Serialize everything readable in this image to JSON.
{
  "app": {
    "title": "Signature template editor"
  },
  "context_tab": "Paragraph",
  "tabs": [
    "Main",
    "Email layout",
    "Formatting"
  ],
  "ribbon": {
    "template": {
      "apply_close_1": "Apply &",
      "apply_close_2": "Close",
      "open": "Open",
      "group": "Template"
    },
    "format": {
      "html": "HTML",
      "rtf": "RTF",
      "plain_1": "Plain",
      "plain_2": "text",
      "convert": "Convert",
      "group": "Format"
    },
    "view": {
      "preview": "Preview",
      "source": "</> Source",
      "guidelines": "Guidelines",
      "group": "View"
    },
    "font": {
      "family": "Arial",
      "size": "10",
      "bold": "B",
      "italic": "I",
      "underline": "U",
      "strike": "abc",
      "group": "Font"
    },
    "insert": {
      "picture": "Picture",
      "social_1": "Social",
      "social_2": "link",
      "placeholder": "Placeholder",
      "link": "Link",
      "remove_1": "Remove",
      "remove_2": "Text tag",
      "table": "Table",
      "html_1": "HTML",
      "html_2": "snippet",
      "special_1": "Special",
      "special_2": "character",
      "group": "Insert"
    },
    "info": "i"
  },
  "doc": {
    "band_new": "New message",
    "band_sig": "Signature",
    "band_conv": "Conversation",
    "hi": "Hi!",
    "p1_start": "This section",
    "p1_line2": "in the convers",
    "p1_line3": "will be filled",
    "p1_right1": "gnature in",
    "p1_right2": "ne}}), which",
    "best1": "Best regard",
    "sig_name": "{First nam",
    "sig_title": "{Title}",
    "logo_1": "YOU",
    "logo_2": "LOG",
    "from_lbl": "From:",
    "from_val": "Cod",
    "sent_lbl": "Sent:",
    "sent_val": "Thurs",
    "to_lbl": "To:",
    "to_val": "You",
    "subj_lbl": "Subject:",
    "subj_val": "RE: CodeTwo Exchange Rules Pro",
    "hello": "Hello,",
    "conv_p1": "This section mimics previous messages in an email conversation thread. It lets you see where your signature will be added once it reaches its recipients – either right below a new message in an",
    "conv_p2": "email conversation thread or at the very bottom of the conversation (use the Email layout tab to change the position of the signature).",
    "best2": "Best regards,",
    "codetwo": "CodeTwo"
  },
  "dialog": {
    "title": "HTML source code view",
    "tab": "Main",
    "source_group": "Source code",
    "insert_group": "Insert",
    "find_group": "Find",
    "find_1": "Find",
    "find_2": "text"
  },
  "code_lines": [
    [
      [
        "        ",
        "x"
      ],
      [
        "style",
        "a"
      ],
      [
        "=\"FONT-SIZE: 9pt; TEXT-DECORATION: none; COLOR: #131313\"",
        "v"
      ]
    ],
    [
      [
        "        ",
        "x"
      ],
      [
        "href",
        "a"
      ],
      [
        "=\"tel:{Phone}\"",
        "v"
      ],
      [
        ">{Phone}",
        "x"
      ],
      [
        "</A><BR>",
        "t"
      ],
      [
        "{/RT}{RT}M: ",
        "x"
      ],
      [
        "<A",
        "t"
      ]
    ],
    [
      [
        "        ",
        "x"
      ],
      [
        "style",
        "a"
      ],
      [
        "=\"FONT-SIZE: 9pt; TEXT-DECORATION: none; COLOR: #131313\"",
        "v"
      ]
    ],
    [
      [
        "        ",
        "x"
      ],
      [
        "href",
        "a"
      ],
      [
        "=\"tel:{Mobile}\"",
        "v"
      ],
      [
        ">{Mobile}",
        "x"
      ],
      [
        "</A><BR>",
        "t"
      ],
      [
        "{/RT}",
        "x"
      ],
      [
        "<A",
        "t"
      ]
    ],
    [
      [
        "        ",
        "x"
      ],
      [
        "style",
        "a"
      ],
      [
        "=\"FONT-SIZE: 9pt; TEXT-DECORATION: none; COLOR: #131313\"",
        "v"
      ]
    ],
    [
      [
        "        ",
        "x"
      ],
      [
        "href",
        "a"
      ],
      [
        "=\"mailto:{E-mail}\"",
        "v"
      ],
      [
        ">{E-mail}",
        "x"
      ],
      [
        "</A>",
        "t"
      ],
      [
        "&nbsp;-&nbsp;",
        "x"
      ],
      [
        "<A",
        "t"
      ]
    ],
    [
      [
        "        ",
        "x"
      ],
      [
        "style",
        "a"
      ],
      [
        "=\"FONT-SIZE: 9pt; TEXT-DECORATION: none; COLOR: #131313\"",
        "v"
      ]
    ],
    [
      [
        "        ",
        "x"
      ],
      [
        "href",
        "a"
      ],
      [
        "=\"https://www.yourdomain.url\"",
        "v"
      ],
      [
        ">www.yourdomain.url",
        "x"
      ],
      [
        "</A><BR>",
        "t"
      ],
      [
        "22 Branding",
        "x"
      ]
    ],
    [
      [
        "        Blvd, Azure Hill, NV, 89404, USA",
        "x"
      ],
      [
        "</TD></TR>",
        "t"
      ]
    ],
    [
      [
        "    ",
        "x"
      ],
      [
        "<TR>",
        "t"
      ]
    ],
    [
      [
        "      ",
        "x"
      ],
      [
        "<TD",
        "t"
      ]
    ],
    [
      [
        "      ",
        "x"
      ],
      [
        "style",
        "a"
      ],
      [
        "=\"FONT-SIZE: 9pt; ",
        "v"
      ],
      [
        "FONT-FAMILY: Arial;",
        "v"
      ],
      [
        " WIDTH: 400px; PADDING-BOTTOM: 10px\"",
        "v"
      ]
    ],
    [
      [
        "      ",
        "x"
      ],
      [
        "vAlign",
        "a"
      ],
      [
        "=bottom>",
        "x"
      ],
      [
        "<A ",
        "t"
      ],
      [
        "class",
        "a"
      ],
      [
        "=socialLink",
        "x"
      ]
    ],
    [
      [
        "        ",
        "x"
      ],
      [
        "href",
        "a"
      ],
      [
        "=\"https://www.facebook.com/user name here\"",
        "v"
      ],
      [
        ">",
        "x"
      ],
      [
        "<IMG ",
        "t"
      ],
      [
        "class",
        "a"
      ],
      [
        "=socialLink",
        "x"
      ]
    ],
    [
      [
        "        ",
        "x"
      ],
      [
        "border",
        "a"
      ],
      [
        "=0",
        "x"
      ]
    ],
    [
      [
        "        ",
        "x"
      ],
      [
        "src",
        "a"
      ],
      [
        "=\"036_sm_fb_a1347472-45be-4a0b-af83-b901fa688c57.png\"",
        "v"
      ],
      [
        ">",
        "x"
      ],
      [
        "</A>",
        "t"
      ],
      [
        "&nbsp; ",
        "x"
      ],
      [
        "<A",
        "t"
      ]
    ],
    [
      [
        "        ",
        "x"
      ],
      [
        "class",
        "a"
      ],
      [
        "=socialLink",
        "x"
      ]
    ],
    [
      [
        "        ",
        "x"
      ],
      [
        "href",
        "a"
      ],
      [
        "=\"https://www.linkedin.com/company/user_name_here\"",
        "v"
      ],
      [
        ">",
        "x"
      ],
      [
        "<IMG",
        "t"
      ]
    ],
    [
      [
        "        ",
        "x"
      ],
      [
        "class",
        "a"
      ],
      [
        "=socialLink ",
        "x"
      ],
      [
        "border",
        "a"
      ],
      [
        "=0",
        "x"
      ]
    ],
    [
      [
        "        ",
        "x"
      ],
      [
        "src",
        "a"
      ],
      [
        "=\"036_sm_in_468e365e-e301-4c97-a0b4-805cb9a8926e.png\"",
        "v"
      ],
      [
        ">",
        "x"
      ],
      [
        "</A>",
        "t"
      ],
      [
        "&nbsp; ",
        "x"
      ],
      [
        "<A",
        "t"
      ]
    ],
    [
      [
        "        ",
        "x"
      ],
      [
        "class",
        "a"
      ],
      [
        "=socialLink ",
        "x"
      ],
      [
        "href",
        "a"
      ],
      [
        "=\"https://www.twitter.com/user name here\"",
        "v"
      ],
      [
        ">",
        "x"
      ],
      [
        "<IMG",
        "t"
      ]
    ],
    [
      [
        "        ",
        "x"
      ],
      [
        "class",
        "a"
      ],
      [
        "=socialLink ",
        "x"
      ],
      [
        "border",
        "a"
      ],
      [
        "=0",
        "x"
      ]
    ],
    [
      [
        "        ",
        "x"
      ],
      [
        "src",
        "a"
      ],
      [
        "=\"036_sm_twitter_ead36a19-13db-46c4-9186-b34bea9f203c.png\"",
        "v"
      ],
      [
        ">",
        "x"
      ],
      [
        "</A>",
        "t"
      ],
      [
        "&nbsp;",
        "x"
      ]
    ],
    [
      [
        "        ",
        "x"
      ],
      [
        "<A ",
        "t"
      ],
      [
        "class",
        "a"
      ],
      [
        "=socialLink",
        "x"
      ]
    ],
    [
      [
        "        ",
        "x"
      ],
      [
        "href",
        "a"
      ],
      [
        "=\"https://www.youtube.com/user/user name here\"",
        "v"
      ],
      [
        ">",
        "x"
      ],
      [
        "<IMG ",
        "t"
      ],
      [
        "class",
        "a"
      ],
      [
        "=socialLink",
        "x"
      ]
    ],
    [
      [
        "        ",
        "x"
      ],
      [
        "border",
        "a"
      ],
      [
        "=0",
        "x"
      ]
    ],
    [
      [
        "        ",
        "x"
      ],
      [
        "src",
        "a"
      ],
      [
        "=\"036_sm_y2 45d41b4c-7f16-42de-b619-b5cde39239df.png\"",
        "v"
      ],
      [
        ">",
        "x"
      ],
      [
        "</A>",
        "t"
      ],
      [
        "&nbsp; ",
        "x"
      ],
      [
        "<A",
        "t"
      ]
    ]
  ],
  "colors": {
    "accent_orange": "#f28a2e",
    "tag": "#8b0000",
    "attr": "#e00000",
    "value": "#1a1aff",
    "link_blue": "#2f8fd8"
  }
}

__Task instructions__: Within the data above, pick out all lines holding the word "message".

__Task result__:
    "band_new": "New message",
    "conv_p1": "This section mimics previous messages in an email conversation thread. It lets you see where your signature will be added once it reaches its recipients – either right below a new message in an",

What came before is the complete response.